(pra Flavia)
Eis que estamos a pouco mais de uma semana do início da Copa do Mundo de 2014.
Desde pequeno, e até meu avô Milton morrer em 2002, eu ouvia – e sempre assombradíssimo – a mesma história quando o assunto futebol vinha à baila (quase sempre, pois): vovô me contava que estava no Maracanã na fatídica tarde de 16 de julho de 1950. Contava, mais, que aquele fora o último jogo de futebol a que assistira. Ele contava essa história em tom soturno, os demais presentes sempre confirmavam com olhos de espanto, e sua última frase era sempre a mesma:
– Cuidado, meu filho, cuidado com o Maracanã.
E geralmente emendava, com os olhos embaçados e a voz embargada:
– Nunca mais pisei no Maracanã! Nunca mais!
Eu nunca disse ao meu avô que foi ele que me deu, pela primeira vez, a exata noção do que é o futebol e a certeza, cravada em mim, de que o futebol e a vida se confundem.
O primeiro jogo de que tenho lembrança é de dezembro de 1978 – eu tinha 9 anos de idade e já tinha medo do Maracanã, incutido pelo meu avô, que fora encontrado desolado, embriagado pela derrota, muitas horas depois do jogo de julho de 1950.
A verdade inapelável é que eu, desde 1978, vou ao Maracanã com o medo num dos bolsos. Vou ao Maracanã na angustiante expectativa de que seja, aquele, o último jogo da minha vida. Vou ao Maracanã com muito medo de repetir a história de meu avô.
Quase 40 anos de arquibancada e é evidente que já vi de tudo: vitórias épicas, derrotas acachapantes, campeonatos inesquecíveis e pesadelos em incontáveis finais – e nada foi capaz de me fazer querer repetir a saga de meu avô. Confesso, hoje, que em alguns desses jogos desci as rampas monumentais do Maracanã perguntando, de mim para mim, se eu voltaria.
E eu sempre disse que sim.
E eu sempre disse que sim porque minha opção sempre foi pela vida, mesmo quando diante da morte.
Acho que meu avô, em 50, deixou-se abater de tal forma, e passou a exibir seu luto como bandeira fúnebre desfraldada com tanto orgulho – afinal de contas, ele dizia, era preciso ser muito firme para manter a palavra e nunca mais voltar ao estádio – que ele teria mesmo era vergonha de ceder aos meus apelos (foram muitos) para me acompanhar num jogo do Flamengo (vovô era rubro-negro, como eu).
============================================================
INSTRUÇÕES DAS TAREFAS:
A) Responda com base no texto sobre o avô e o Maracanã:
(i) Em que data o avô esteve no Maracanã para o jogo que contava?
(ii) Que idade tinha o narrador no primeiro jogo de que se lembra?
(iii) Em que ano morreu o avô Milton?
B) Prossiga o texto sobre o avô e o Maracanã a partir da última frase apresentada.

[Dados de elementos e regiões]
============================================================
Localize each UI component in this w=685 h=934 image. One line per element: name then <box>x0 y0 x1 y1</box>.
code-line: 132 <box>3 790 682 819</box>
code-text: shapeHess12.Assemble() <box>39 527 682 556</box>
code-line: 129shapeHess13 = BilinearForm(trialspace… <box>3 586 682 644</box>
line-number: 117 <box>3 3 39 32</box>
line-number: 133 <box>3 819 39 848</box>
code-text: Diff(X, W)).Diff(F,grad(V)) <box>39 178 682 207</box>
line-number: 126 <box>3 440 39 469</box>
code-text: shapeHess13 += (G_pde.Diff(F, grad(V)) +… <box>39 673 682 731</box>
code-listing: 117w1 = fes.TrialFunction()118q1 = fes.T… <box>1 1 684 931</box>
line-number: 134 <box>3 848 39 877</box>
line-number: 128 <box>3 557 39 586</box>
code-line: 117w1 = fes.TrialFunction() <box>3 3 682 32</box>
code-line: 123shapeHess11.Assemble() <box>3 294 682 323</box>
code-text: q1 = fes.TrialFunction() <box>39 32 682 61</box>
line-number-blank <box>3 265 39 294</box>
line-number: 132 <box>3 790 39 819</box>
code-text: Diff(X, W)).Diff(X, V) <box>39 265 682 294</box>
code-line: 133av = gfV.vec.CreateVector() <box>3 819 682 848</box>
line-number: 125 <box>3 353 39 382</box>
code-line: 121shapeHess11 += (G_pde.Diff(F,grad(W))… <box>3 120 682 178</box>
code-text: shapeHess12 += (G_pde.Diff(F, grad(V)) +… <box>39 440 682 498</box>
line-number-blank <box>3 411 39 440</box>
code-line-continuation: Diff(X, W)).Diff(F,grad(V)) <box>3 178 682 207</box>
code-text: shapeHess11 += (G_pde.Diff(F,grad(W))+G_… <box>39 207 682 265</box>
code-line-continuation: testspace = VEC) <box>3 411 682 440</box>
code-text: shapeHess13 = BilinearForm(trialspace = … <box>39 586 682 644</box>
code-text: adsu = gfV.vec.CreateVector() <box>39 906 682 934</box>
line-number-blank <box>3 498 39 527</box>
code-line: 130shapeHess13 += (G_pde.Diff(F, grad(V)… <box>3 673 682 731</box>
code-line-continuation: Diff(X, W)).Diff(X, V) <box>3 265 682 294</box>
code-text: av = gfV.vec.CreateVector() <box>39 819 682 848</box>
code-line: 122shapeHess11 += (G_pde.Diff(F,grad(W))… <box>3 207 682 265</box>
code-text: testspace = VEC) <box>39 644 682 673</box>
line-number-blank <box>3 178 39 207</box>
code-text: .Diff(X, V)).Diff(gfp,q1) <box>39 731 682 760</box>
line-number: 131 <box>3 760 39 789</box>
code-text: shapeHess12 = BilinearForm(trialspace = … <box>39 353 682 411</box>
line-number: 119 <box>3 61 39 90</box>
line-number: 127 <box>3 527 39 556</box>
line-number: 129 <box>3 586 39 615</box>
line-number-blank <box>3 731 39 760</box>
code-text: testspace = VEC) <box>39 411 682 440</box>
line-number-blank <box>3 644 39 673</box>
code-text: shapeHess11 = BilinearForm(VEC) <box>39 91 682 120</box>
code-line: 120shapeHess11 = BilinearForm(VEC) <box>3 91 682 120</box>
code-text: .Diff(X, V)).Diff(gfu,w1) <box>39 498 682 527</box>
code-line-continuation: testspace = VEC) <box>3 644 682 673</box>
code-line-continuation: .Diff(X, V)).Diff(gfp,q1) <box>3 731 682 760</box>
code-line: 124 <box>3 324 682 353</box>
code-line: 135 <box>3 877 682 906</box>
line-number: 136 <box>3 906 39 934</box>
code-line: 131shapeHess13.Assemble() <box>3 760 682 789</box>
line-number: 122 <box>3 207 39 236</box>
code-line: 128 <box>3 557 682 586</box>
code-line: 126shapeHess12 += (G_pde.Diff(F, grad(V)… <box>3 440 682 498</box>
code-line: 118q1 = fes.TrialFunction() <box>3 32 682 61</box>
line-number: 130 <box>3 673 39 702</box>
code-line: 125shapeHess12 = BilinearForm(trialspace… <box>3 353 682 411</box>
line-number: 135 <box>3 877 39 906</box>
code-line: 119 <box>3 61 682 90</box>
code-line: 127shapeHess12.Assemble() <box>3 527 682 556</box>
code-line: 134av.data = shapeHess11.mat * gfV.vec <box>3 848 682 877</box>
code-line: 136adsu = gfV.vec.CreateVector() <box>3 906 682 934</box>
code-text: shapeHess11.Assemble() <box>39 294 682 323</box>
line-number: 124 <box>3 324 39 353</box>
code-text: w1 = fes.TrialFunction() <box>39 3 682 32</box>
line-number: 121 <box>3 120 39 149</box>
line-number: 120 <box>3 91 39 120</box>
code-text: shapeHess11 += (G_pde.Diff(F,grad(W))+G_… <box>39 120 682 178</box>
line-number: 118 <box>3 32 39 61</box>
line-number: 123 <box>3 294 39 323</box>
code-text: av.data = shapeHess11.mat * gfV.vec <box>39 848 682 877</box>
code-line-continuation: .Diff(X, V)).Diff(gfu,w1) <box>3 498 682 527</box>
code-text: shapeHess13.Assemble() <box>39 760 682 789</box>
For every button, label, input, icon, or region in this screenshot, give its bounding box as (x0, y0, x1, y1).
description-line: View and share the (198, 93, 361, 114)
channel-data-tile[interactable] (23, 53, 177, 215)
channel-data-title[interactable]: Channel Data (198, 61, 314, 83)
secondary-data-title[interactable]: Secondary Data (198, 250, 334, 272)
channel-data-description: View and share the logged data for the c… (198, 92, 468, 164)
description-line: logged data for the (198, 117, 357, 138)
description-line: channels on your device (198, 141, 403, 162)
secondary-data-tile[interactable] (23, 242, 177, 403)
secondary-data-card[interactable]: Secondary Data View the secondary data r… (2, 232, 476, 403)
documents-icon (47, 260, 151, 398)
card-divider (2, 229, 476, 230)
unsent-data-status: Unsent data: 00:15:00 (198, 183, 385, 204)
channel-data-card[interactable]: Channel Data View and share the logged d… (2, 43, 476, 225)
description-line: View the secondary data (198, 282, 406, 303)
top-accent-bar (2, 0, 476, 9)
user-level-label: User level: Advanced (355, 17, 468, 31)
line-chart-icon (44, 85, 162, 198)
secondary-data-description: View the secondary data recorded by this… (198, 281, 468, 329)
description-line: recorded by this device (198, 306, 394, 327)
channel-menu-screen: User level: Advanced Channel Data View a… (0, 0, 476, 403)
============================================================
RESULTADOS:
A)
(i) Em 16 de julho de 1950.
(ii) 9 anos.
(iii) Em 2002.

B)
O fato é que se aproxima a Copa do Mundo de 2014.
64 anos depois, novamente realizada aqui no Brasil, e com a final marcada para o mesmíssimo Estádio do Maracanã.
Sim, o mesmíssimo Maracanã. Mais moderno, adaptado às exigências da organização da Copa do Mundo, mas no mesmo lugar em que meu avô, em 1950, testemunhou uma tragédia que lhe marcou pelo resto da vida, por longos 52 anos, até sua morte.
Vou realizar – mais uma confissão – um sonho de infância (e quero estar de calças curtas, camisas listradas, sandália nos pés, de novo com poucos anos de idade pra vivenciar o mesmo assombro de menino): serei anfitrião de milhões de torcedores, de apaixonados, de loucos que correm o mundo para ver o futebol.
Invejei os argentinos em 78, os espanhóis em 82, os mexicanos em 86, os italianos em 90, os americanos em 94, os franceses em 98, japoneses e coreanos em 2002, os alemães em 2006 e os sul-africanos em 2010, todos eles privilegiados anfitriões de cada uma dessas nove Copas do Mundo que testemunhei.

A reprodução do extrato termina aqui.